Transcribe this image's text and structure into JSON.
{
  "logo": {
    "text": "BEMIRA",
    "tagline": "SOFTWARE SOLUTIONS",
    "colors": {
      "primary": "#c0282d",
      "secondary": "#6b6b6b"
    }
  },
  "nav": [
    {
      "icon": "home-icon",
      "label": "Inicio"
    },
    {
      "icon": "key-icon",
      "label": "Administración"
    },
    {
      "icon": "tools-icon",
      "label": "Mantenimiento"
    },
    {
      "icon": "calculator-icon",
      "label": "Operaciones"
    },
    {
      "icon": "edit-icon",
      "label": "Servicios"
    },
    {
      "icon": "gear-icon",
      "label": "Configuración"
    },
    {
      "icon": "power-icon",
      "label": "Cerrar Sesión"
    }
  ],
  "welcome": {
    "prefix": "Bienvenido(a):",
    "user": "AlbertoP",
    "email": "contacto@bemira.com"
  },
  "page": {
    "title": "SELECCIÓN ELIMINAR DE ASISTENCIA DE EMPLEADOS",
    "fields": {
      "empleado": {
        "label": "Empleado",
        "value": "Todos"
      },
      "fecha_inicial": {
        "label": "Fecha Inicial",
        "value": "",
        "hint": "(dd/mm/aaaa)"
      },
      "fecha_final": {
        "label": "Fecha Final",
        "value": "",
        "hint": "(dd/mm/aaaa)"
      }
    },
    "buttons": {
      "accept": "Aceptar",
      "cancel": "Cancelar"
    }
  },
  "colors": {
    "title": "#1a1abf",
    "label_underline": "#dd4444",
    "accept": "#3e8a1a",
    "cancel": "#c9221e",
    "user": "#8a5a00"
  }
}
• • • • • • •
**WRITTEN PROBLEM**
Look for the word "icon" and return every line where it occurs.

**EXERCISE OUTPUT**
      "icon": "home-icon",
      "icon": "key-icon",
      "icon": "tools-icon",
      "icon": "calculator-icon",
      "icon": "edit-icon",
      "icon": "gear-icon",
      "icon": "power-icon",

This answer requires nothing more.